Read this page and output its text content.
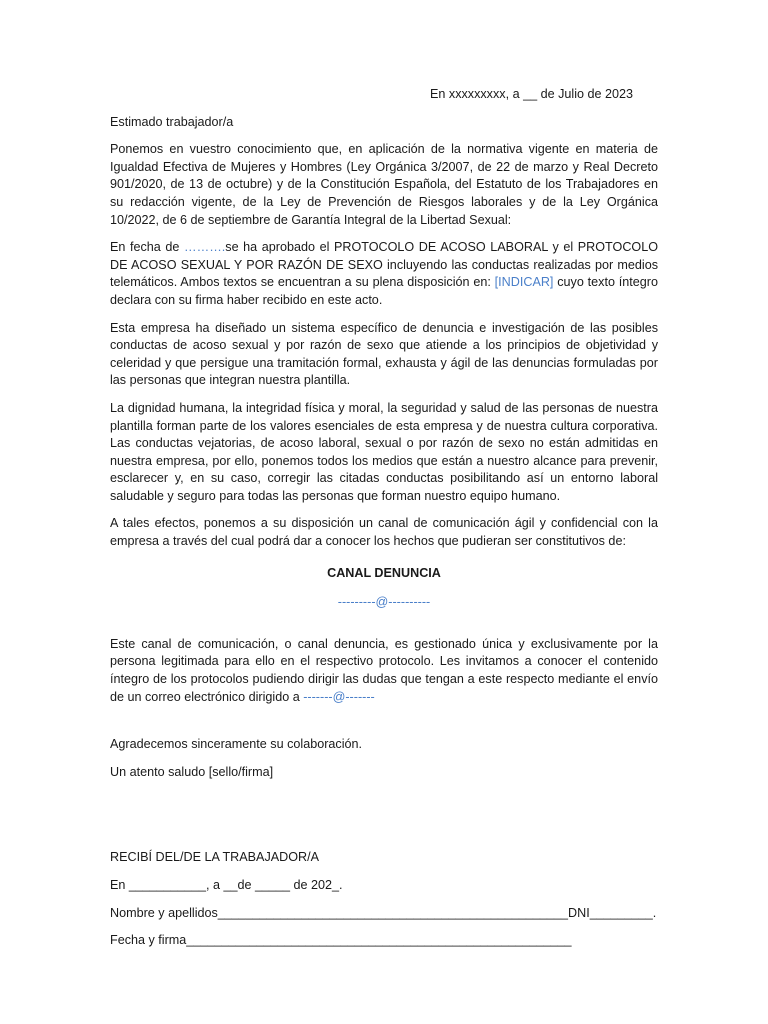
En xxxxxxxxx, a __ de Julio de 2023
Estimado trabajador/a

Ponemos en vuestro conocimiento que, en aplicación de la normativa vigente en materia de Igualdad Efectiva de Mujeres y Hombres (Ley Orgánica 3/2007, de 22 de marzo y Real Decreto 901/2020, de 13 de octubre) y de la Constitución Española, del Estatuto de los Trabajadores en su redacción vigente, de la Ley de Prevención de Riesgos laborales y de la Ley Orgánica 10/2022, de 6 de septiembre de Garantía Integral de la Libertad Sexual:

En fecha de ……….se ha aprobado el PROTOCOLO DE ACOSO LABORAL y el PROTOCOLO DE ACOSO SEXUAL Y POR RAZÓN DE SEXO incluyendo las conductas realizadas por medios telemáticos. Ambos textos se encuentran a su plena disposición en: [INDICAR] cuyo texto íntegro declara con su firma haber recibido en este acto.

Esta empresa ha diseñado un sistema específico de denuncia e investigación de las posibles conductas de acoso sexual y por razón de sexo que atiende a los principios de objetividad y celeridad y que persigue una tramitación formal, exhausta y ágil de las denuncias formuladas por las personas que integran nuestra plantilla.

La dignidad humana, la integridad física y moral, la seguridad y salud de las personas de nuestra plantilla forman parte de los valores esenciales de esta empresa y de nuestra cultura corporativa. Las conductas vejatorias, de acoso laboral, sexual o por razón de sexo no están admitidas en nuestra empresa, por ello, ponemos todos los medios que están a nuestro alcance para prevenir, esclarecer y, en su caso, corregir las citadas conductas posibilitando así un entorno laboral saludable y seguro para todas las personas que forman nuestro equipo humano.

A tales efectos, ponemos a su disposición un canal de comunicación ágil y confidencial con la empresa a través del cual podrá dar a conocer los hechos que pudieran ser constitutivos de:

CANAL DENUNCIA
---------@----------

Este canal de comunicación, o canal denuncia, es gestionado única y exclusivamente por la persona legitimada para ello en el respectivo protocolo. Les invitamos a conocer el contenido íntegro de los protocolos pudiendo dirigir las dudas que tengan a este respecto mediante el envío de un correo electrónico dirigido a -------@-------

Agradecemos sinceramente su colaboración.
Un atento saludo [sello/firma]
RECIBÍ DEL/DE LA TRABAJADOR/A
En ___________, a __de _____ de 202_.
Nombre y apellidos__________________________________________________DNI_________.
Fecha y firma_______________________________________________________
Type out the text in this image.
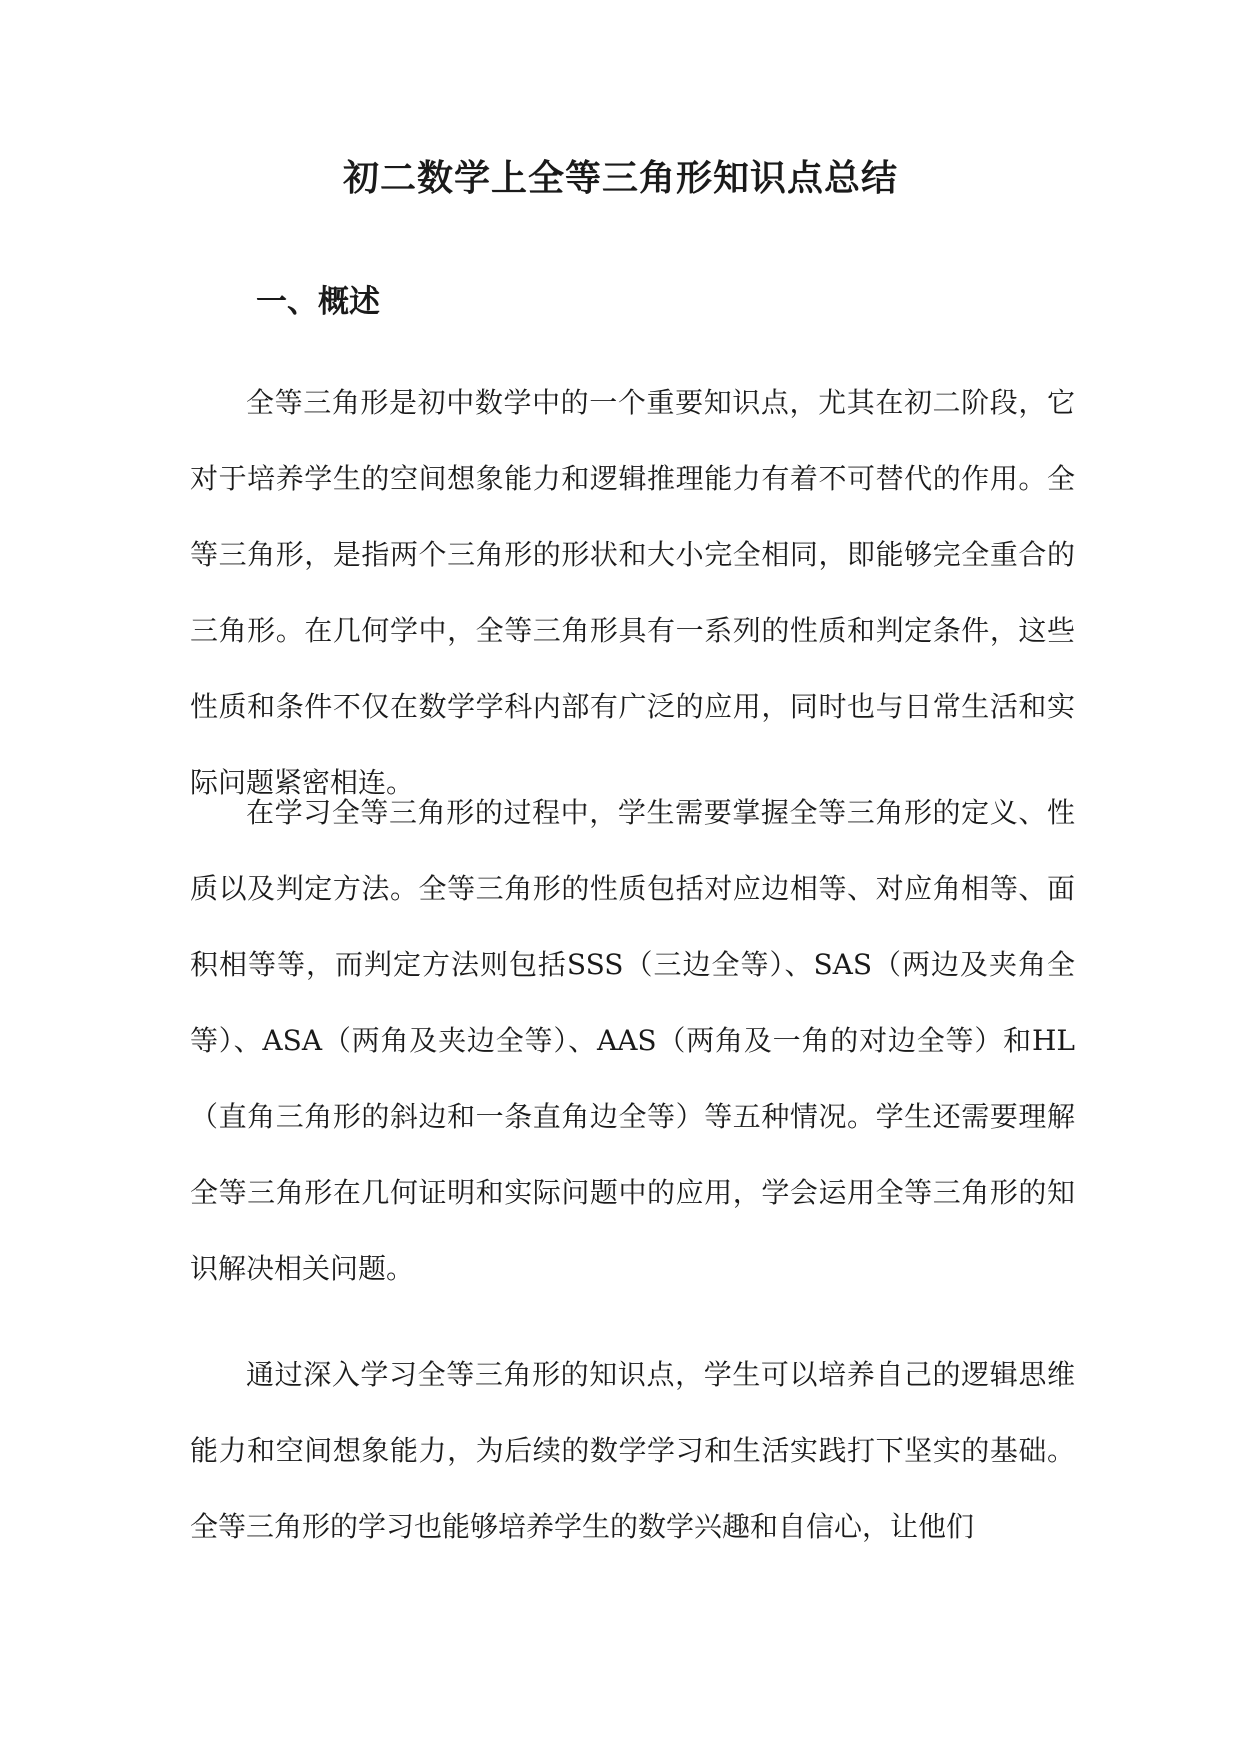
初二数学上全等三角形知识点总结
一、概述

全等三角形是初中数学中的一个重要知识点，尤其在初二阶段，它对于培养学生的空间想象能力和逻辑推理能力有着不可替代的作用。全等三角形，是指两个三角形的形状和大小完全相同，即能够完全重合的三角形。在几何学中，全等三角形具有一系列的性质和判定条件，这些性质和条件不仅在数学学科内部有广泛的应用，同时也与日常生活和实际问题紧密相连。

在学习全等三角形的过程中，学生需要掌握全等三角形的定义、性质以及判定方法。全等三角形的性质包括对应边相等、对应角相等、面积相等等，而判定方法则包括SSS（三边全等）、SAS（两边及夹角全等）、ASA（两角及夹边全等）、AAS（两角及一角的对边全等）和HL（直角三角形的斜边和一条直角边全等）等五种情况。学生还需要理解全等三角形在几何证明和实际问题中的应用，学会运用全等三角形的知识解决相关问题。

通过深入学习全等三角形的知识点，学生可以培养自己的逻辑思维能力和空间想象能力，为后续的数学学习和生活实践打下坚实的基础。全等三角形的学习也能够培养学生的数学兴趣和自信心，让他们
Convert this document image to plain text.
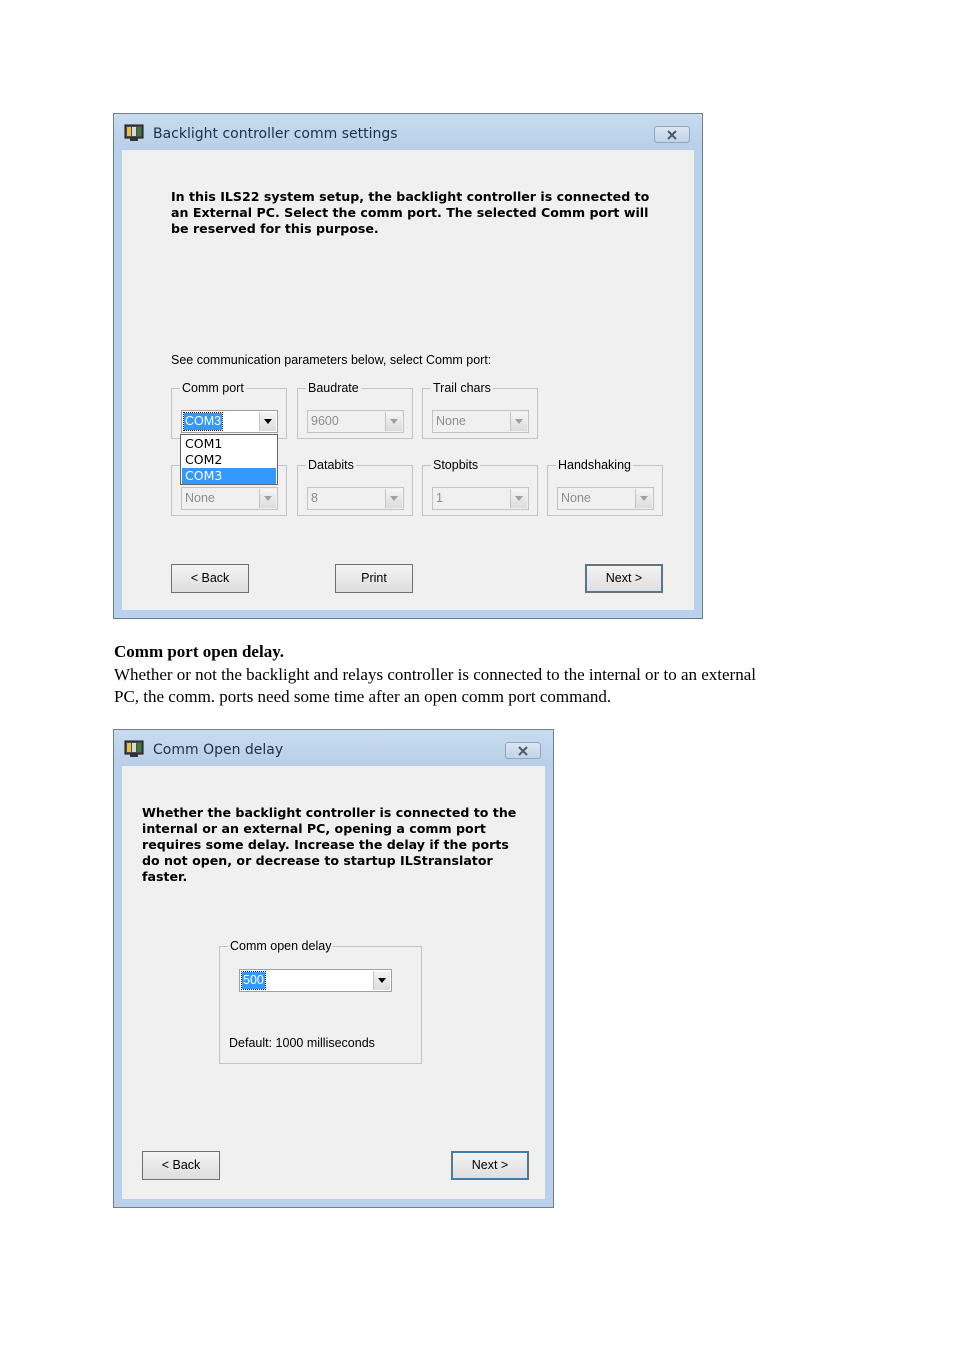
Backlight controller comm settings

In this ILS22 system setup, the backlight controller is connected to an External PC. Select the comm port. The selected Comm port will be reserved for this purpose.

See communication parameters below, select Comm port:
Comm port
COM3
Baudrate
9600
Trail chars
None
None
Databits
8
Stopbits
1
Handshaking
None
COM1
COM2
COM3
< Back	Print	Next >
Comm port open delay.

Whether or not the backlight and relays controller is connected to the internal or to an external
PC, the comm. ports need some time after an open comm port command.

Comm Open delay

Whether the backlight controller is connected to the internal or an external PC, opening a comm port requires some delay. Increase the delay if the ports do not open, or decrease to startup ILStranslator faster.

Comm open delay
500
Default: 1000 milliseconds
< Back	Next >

###

— Problem details —
Restate the records above in full, word for word. Keep pictures out.

— Response —
Read this page and output its text content.
En xxxxxxxxx, a __ de Julio de 2023
Estimado trabajador/a

Ponemos en vuestro conocimiento que, en aplicación de la normativa vigente en materia de Igualdad Efectiva de Mujeres y Hombres (Ley Orgánica 3/2007, de 22 de marzo y Real Decreto 901/2020, de 13 de octubre) y de la Constitución Española, del Estatuto de los Trabajadores en su redacción vigente, de la Ley de Prevención de Riesgos laborales y de la Ley Orgánica 10/2022, de 6 de septiembre de Garantía Integral de la Libertad Sexual:

En fecha de ……….se ha aprobado el PROTOCOLO DE ACOSO LABORAL y el PROTOCOLO DE ACOSO SEXUAL Y POR RAZÓN DE SEXO incluyendo las conductas realizadas por medios telemáticos. Ambos textos se encuentran a su plena disposición en: [INDICAR] cuyo texto íntegro declara con su firma haber recibido en este acto.

Esta empresa ha diseñado un sistema específico de denuncia e investigación de las posibles conductas de acoso sexual y por razón de sexo que atiende a los principios de objetividad y celeridad y que persigue una tramitación formal, exhausta y ágil de las denuncias formuladas por las personas que integran nuestra plantilla.

La dignidad humana, la integridad física y moral, la seguridad y salud de las personas de nuestra plantilla forman parte de los valores esenciales de esta empresa y de nuestra cultura corporativa. Las conductas vejatorias, de acoso laboral, sexual o por razón de sexo no están admitidas en nuestra empresa, por ello, ponemos todos los medios que están a nuestro alcance para prevenir, esclarecer y, en su caso, corregir las citadas conductas posibilitando así un entorno laboral saludable y seguro para todas las personas que forman nuestro equipo humano.

A tales efectos, ponemos a su disposición un canal de comunicación ágil y confidencial con la empresa a través del cual podrá dar a conocer los hechos que pudieran ser constitutivos de:

CANAL DENUNCIA
---------@----------

Este canal de comunicación, o canal denuncia, es gestionado única y exclusivamente por la persona legitimada para ello en el respectivo protocolo. Les invitamos a conocer el contenido íntegro de los protocolos pudiendo dirigir las dudas que tengan a este respecto mediante el envío de un correo electrónico dirigido a -------@-------

Agradecemos sinceramente su colaboración.
Un atento saludo [sello/firma]
RECIBÍ DEL/DE LA TRABAJADOR/A
En ___________, a __de _____ de 202_.
Nombre y apellidos__________________________________________________DNI_________.
Fecha y firma_______________________________________________________
Type out the text in this image.
初二数学上全等三角形知识点总结
一、概述

全等三角形是初中数学中的一个重要知识点，尤其在初二阶段，它对于培养学生的空间想象能力和逻辑推理能力有着不可替代的作用。全等三角形，是指两个三角形的形状和大小完全相同，即能够完全重合的三角形。在几何学中，全等三角形具有一系列的性质和判定条件，这些性质和条件不仅在数学学科内部有广泛的应用，同时也与日常生活和实际问题紧密相连。

在学习全等三角形的过程中，学生需要掌握全等三角形的定义、性质以及判定方法。全等三角形的性质包括对应边相等、对应角相等、面积相等等，而判定方法则包括SSS（三边全等）、SAS（两边及夹角全等）、ASA（两角及夹边全等）、AAS（两角及一角的对边全等）和HL（直角三角形的斜边和一条直角边全等）等五种情况。学生还需要理解全等三角形在几何证明和实际问题中的应用，学会运用全等三角形的知识解决相关问题。

通过深入学习全等三角形的知识点，学生可以培养自己的逻辑思维能力和空间想象能力，为后续的数学学习和生活实践打下坚实的基础。全等三角形的学习也能够培养学生的数学兴趣和自信心，让他们
Convert this document image to plain text.
Backlight controller comm settings

In this ILS22 system setup, the backlight controller is connected to an External PC. Select the comm port. The selected Comm port will be reserved for this purpose.

See communication parameters below, select Comm port:
Comm port
COM3
Baudrate
9600
Trail chars
None
None
Databits
8
Stopbits
1
Handshaking
None
COM1
COM2
COM3
< Back	Print	Next >
Comm port open delay.

Whether or not the backlight and relays controller is connected to the internal or to an external
PC, the comm. ports need some time after an open comm port command.

Comm Open delay

Whether the backlight controller is connected to the internal or an external PC, opening a comm port requires some delay. Increase the delay if the ports do not open, or decrease to startup ILStranslator faster.

Comm open delay
500
Default: 1000 milliseconds
< Back	Next >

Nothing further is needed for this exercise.